(Extracted data entries)

◆ ◆ ◆

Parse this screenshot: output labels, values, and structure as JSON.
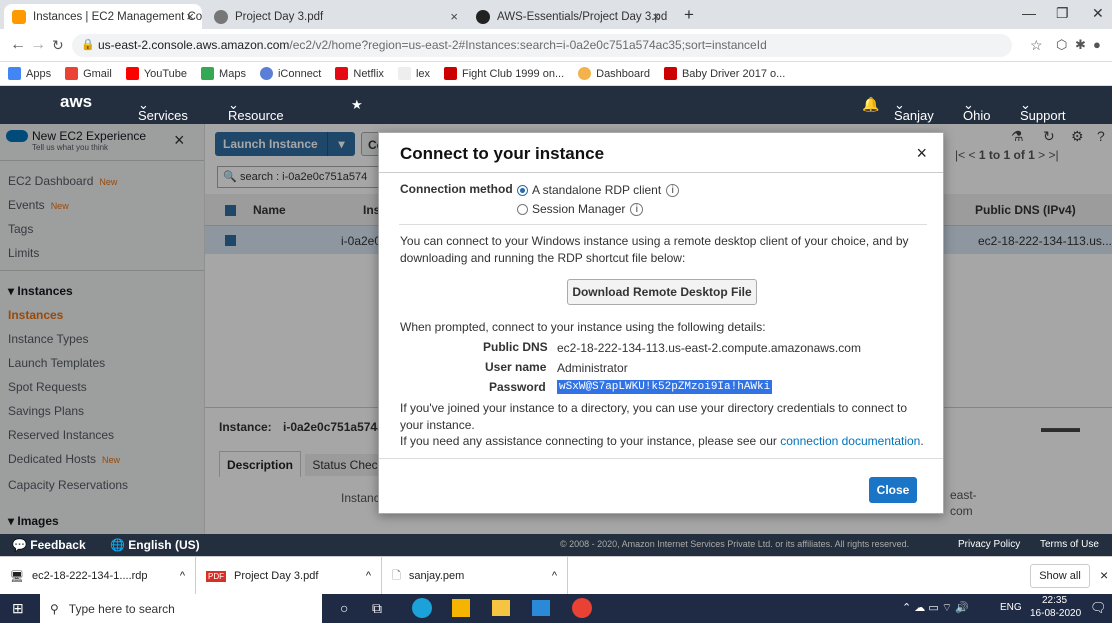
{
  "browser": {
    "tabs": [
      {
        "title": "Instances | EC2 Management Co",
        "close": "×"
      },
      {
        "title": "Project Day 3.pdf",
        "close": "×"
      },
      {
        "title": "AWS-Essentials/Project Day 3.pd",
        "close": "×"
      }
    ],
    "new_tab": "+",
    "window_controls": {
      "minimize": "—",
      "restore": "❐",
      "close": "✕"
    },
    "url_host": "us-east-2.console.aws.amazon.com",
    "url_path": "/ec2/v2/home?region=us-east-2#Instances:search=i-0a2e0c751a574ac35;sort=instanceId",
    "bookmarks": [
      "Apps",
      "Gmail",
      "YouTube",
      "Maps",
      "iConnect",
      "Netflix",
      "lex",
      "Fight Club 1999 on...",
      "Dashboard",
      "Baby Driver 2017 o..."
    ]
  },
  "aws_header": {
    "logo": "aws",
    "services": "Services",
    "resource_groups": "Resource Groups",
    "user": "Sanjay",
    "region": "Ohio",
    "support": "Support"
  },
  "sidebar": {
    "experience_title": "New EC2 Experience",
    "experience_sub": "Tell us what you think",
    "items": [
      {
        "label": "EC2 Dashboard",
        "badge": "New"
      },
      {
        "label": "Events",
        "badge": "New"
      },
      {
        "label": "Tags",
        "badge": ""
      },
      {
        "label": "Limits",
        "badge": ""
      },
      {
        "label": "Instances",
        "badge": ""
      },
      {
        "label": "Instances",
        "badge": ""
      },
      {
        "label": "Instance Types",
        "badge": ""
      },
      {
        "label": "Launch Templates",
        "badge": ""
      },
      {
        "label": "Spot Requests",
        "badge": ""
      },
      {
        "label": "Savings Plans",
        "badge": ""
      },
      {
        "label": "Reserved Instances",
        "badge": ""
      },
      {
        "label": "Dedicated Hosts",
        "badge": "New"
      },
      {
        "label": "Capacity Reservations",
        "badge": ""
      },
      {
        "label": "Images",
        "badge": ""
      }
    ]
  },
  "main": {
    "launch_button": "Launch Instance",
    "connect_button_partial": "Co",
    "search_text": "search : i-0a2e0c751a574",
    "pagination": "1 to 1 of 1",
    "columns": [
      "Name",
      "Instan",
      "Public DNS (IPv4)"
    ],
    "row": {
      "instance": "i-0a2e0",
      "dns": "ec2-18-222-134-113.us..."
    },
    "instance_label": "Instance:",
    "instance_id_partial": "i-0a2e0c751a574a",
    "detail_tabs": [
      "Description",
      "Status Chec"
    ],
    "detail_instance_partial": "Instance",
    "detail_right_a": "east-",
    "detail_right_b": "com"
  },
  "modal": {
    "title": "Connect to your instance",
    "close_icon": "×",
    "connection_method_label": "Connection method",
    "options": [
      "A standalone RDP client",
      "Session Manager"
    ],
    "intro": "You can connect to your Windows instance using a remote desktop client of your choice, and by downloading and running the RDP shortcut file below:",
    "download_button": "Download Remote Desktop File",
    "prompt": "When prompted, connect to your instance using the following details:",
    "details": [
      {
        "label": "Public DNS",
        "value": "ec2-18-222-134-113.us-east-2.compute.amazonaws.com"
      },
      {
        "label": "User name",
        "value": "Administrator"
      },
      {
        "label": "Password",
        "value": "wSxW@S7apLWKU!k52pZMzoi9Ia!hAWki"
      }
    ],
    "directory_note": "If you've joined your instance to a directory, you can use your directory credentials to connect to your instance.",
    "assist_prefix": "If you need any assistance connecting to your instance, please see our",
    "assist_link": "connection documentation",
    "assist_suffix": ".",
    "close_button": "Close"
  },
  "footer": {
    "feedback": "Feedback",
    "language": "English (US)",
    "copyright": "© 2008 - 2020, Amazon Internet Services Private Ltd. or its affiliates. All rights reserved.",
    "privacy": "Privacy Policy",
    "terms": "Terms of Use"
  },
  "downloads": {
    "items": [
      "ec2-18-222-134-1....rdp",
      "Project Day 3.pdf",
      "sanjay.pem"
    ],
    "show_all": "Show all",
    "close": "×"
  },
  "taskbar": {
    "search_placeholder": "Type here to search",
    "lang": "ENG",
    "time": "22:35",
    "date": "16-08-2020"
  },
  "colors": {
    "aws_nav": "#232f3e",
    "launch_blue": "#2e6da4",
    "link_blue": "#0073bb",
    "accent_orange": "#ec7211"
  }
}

◆ ◆ ◆

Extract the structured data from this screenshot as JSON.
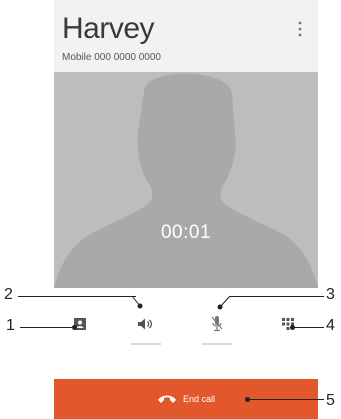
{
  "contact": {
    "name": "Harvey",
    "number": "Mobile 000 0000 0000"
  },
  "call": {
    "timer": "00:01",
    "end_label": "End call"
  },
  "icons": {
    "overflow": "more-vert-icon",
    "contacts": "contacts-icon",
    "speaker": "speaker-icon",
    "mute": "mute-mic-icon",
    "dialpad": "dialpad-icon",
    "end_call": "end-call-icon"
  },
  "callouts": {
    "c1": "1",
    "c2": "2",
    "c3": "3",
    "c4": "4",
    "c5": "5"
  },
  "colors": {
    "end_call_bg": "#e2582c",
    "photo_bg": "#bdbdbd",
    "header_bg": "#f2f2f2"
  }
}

◆ ◆ ◆

▸ WHAT YOU WILL DO: From the data above, copy each line that holds "this".

▸ SOLVED PROBLEM:
Parse this screenshot: output labels, values, and structure as JSON.
Extract the structured data from this screenshot as JSON.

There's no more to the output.